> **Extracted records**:
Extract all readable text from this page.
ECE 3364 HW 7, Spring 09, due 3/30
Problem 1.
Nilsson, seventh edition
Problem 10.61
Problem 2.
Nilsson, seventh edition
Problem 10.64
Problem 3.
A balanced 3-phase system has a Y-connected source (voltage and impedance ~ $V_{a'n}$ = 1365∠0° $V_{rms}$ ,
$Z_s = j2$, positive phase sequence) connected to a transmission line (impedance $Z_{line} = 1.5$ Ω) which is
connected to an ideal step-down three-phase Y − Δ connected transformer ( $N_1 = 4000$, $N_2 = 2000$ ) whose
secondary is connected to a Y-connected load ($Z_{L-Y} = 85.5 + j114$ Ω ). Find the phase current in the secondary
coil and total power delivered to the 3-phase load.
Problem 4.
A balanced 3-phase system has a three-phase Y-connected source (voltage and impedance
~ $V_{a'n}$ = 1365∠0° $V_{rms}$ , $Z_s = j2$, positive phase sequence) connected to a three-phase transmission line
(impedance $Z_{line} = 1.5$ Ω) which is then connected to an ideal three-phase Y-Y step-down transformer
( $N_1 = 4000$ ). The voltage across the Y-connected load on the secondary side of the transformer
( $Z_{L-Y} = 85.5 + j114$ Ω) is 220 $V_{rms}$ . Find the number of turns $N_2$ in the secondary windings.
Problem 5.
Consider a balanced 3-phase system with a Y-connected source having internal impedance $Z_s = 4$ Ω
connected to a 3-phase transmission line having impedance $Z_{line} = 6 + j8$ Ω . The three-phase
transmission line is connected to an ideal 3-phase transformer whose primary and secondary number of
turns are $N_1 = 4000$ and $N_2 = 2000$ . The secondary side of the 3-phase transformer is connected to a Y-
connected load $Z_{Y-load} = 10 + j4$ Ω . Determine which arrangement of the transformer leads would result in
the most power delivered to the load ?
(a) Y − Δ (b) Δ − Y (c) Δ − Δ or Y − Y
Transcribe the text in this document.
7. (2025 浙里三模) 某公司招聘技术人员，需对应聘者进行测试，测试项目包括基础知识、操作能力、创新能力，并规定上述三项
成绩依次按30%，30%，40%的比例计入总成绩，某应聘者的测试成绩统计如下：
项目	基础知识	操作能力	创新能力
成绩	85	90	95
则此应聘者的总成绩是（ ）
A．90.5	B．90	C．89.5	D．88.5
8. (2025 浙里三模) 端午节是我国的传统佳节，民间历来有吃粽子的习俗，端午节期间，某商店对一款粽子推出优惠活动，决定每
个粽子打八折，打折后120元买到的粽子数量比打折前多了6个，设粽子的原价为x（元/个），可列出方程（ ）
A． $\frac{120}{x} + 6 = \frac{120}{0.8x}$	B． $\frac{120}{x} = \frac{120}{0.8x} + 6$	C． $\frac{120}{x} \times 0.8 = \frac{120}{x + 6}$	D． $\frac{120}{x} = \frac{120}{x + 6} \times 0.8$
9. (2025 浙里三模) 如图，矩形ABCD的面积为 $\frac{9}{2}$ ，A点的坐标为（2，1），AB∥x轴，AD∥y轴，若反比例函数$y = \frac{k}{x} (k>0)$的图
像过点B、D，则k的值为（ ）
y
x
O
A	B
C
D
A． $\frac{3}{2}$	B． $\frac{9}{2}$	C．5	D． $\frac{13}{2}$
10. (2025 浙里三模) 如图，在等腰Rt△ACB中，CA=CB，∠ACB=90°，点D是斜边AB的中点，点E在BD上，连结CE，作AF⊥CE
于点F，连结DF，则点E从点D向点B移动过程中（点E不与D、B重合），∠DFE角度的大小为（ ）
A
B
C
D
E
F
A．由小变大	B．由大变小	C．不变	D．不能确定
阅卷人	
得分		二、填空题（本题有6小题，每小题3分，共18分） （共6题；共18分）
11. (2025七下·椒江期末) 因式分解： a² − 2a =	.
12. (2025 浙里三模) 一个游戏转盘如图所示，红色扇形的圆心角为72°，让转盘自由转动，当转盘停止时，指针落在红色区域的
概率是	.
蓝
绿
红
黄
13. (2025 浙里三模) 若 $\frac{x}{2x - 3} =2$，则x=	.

> **Set problem**: Exactly as shown, repeat every record.

> **Solution to the exercise**:
Extract all readable text from this page.
ECE 3364 HW 7, Spring 09, due 3/30
Problem 1.
Nilsson, seventh edition
Problem 10.61
Problem 2.
Nilsson, seventh edition
Problem 10.64
Problem 3.
A balanced 3-phase system has a Y-connected source (voltage and impedance ~ $V_{a'n}$ = 1365∠0° $V_{rms}$ ,
$Z_s = j2$, positive phase sequence) connected to a transmission line (impedance $Z_{line} = 1.5$ Ω) which is
connected to an ideal step-down three-phase Y − Δ connected transformer ( $N_1 = 4000$, $N_2 = 2000$ ) whose
secondary is connected to a Y-connected load ($Z_{L-Y} = 85.5 + j114$ Ω ). Find the phase current in the secondary
coil and total power delivered to the 3-phase load.
Problem 4.
A balanced 3-phase system has a three-phase Y-connected source (voltage and impedance
~ $V_{a'n}$ = 1365∠0° $V_{rms}$ , $Z_s = j2$, positive phase sequence) connected to a three-phase transmission line
(impedance $Z_{line} = 1.5$ Ω) which is then connected to an ideal three-phase Y-Y step-down transformer
( $N_1 = 4000$ ). The voltage across the Y-connected load on the secondary side of the transformer
( $Z_{L-Y} = 85.5 + j114$ Ω) is 220 $V_{rms}$ . Find the number of turns $N_2$ in the secondary windings.
Problem 5.
Consider a balanced 3-phase system with a Y-connected source having internal impedance $Z_s = 4$ Ω
connected to a 3-phase transmission line having impedance $Z_{line} = 6 + j8$ Ω . The three-phase
transmission line is connected to an ideal 3-phase transformer whose primary and secondary number of
turns are $N_1 = 4000$ and $N_2 = 2000$ . The secondary side of the 3-phase transformer is connected to a Y-
connected load $Z_{Y-load} = 10 + j4$ Ω . Determine which arrangement of the transformer leads would result in
the most power delivered to the load ?
(a) Y − Δ (b) Δ − Y (c) Δ − Δ or Y − Y
Transcribe the text in this document.
7. (2025 浙里三模) 某公司招聘技术人员，需对应聘者进行测试，测试项目包括基础知识、操作能力、创新能力，并规定上述三项
成绩依次按30%，30%，40%的比例计入总成绩，某应聘者的测试成绩统计如下：
项目	基础知识	操作能力	创新能力
成绩	85	90	95
则此应聘者的总成绩是（ ）
A．90.5	B．90	C．89.5	D．88.5
8. (2025 浙里三模) 端午节是我国的传统佳节，民间历来有吃粽子的习俗，端午节期间，某商店对一款粽子推出优惠活动，决定每
个粽子打八折，打折后120元买到的粽子数量比打折前多了6个，设粽子的原价为x（元/个），可列出方程（ ）
A． $\frac{120}{x} + 6 = \frac{120}{0.8x}$	B． $\frac{120}{x} = \frac{120}{0.8x} + 6$	C． $\frac{120}{x} \times 0.8 = \frac{120}{x + 6}$	D． $\frac{120}{x} = \frac{120}{x + 6} \times 0.8$
9. (2025 浙里三模) 如图，矩形ABCD的面积为 $\frac{9}{2}$ ，A点的坐标为（2，1），AB∥x轴，AD∥y轴，若反比例函数$y = \frac{k}{x} (k>0)$的图
像过点B、D，则k的值为（ ）
y
x
O
A	B
C
D
A． $\frac{3}{2}$	B． $\frac{9}{2}$	C．5	D． $\frac{13}{2}$
10. (2025 浙里三模) 如图，在等腰Rt△ACB中，CA=CB，∠ACB=90°，点D是斜边AB的中点，点E在BD上，连结CE，作AF⊥CE
于点F，连结DF，则点E从点D向点B移动过程中（点E不与D、B重合），∠DFE角度的大小为（ ）
A
B
C
D
E
F
A．由小变大	B．由大变小	C．不变	D．不能确定
阅卷人	
得分		二、填空题（本题有6小题，每小题3分，共18分） （共6题；共18分）
11. (2025七下·椒江期末) 因式分解： a² − 2a =	.
12. (2025 浙里三模) 一个游戏转盘如图所示，红色扇形的圆心角为72°，让转盘自由转动，当转盘停止时，指针落在红色区域的
概率是	.
蓝
绿
红
黄
13. (2025 浙里三模) 若 $\frac{x}{2x - 3} =2$，则x=	.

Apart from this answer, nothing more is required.